Data records
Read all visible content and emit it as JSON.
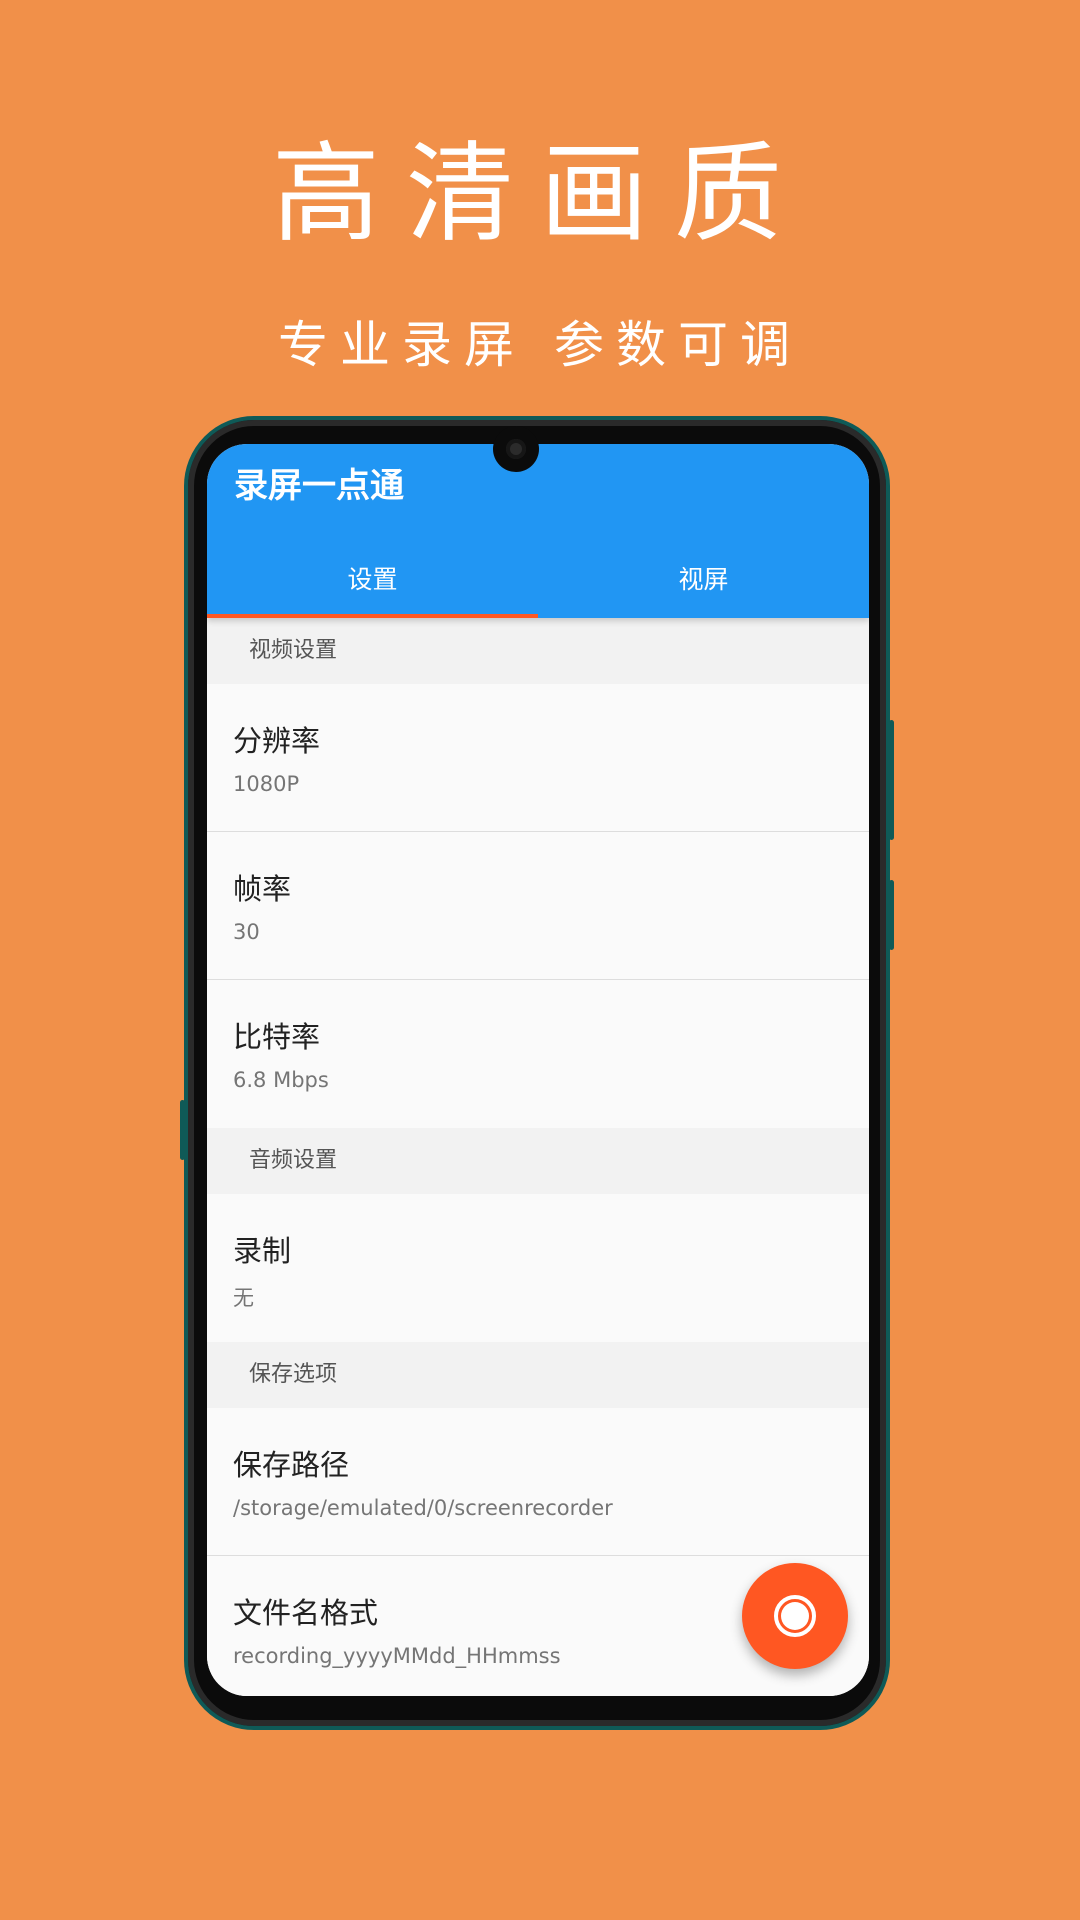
{
  "promo": {
    "title": "高清画质",
    "subtitle": "专业录屏 参数可调"
  },
  "app": {
    "title": "录屏一点通",
    "tabs": [
      {
        "label": "设置",
        "active": true
      },
      {
        "label": "视屏",
        "active": false
      }
    ]
  },
  "colors": {
    "background": "#F19049",
    "appbar": "#2196F3",
    "accent": "#FF5722"
  },
  "sections": {
    "video": {
      "header": "视频设置",
      "items": [
        {
          "title": "分辨率",
          "value": "1080P"
        },
        {
          "title": "帧率",
          "value": "30"
        },
        {
          "title": "比特率",
          "value": "6.8 Mbps"
        }
      ]
    },
    "audio": {
      "header": "音频设置",
      "items": [
        {
          "title": "录制",
          "value": "无"
        }
      ]
    },
    "save": {
      "header": "保存选项",
      "items": [
        {
          "title": "保存路径",
          "value": "/storage/emulated/0/screenrecorder"
        },
        {
          "title": "文件名格式",
          "value": "recording_yyyyMMdd_HHmmss"
        }
      ]
    }
  },
  "fab": {
    "icon": "record-icon"
  }
}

What is expected
In the material above, show every line where the word "header" turns up.

Final result
      "header": "视频设置",
      "header": "音频设置",
      "header": "保存选项",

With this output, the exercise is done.